## [Required work]
Report the count of lines below that include "COMPROMÍS", without any other text.

## [Provided data]
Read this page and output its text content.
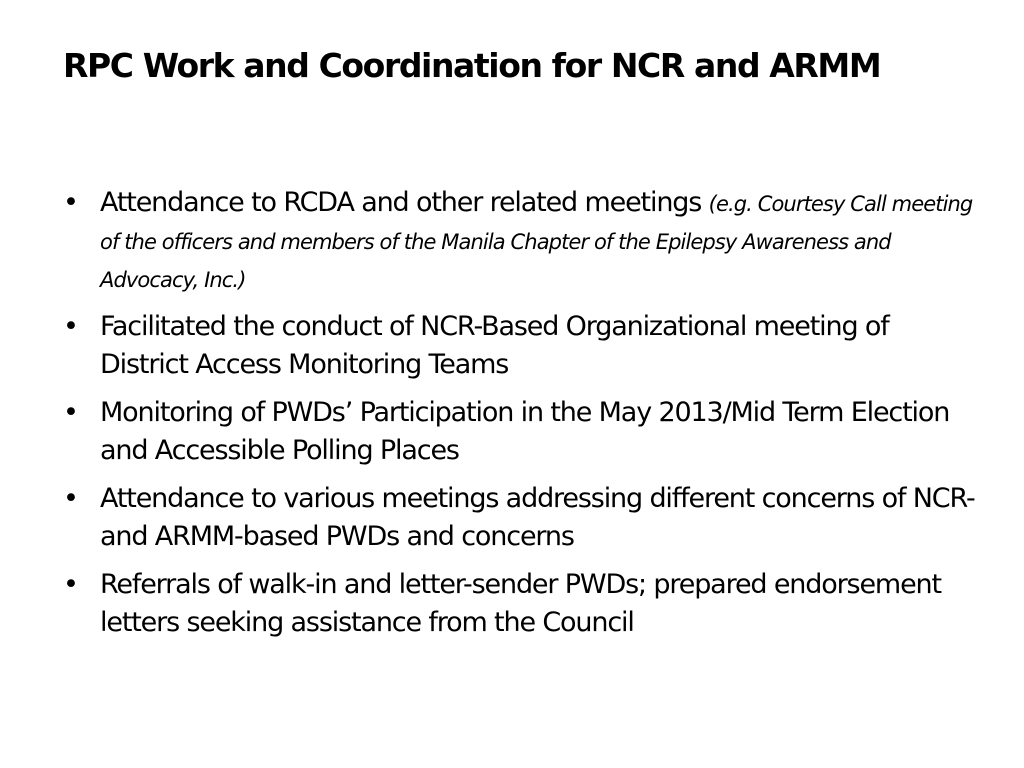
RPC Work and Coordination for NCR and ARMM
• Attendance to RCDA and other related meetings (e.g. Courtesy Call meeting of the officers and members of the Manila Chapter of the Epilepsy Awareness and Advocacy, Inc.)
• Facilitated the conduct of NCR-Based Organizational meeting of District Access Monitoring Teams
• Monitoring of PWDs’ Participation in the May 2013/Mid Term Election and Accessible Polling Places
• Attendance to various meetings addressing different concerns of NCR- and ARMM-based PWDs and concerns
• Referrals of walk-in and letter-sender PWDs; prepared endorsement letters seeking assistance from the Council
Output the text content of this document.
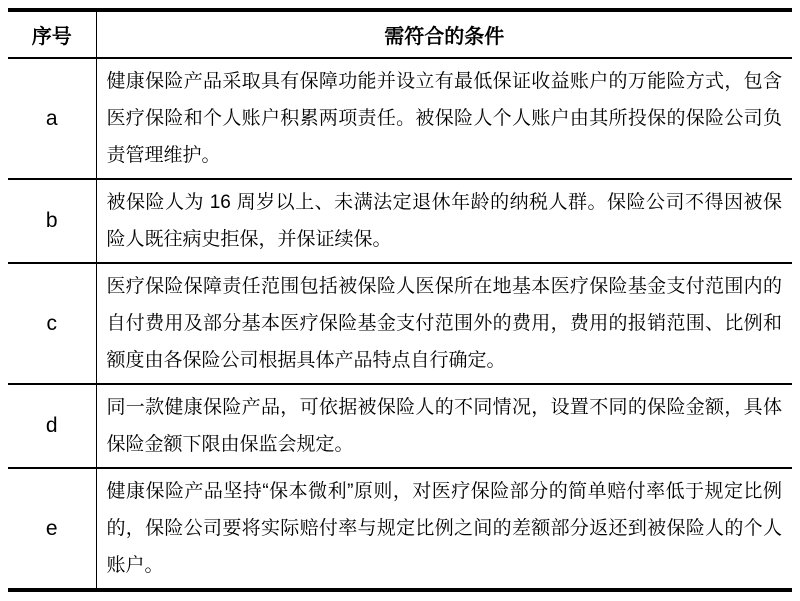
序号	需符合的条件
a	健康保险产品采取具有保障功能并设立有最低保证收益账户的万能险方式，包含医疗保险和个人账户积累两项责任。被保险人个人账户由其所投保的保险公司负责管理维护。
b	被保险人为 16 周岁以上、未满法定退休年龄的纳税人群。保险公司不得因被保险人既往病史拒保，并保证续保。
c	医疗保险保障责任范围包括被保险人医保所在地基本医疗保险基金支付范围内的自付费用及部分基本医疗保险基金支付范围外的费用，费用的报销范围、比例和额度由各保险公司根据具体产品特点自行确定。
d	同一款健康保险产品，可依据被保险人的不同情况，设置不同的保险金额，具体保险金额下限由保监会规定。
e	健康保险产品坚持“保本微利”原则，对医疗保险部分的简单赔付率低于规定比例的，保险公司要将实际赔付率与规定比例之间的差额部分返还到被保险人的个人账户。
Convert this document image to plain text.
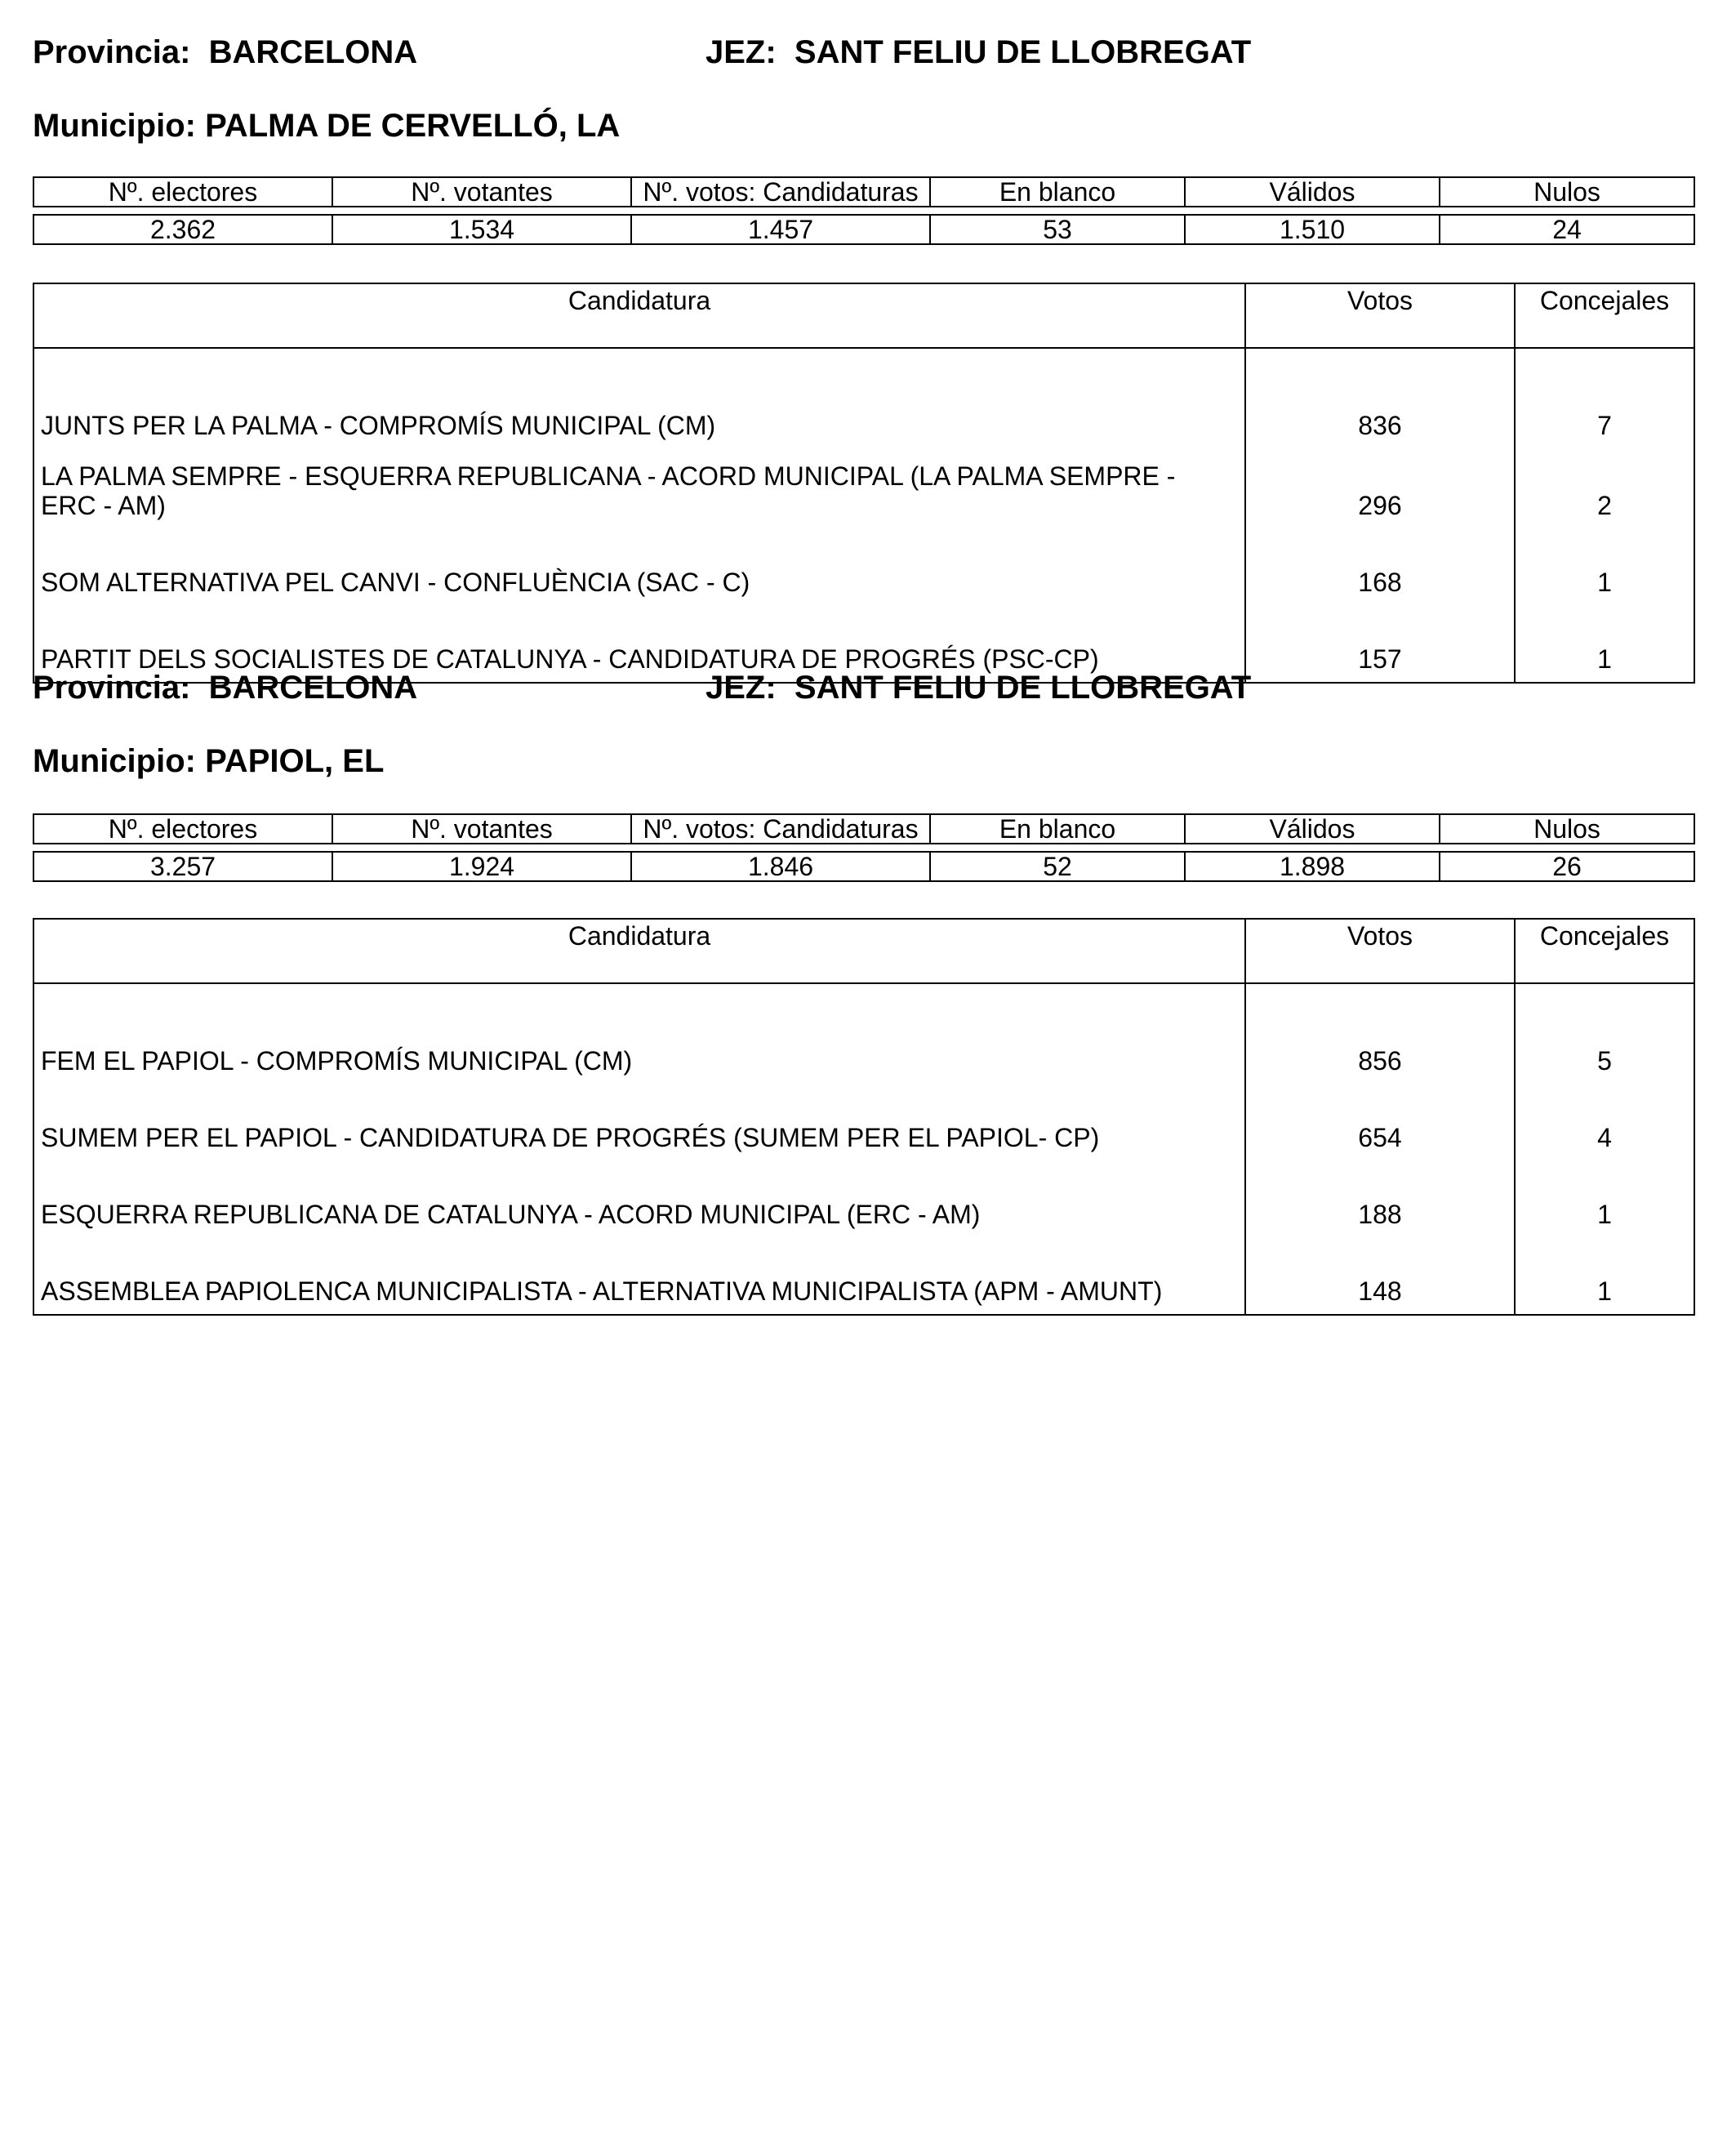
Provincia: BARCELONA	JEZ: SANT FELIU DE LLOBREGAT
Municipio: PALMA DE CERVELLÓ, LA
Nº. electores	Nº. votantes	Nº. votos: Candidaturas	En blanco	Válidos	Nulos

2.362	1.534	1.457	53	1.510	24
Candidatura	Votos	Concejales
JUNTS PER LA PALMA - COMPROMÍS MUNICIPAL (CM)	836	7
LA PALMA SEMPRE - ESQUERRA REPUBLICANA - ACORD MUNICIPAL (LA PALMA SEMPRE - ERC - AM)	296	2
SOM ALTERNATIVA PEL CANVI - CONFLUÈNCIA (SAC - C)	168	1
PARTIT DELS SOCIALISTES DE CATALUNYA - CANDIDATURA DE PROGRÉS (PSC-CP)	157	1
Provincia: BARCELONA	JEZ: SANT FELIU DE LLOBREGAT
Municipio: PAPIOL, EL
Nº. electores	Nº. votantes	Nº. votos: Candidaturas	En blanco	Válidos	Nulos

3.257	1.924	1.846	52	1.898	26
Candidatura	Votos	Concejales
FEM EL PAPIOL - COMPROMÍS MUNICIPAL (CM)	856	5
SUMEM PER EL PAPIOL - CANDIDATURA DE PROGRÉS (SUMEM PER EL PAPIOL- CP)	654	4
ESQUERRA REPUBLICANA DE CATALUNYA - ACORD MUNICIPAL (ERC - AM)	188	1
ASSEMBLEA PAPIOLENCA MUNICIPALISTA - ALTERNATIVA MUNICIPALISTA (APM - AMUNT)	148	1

## [Result of this task]
2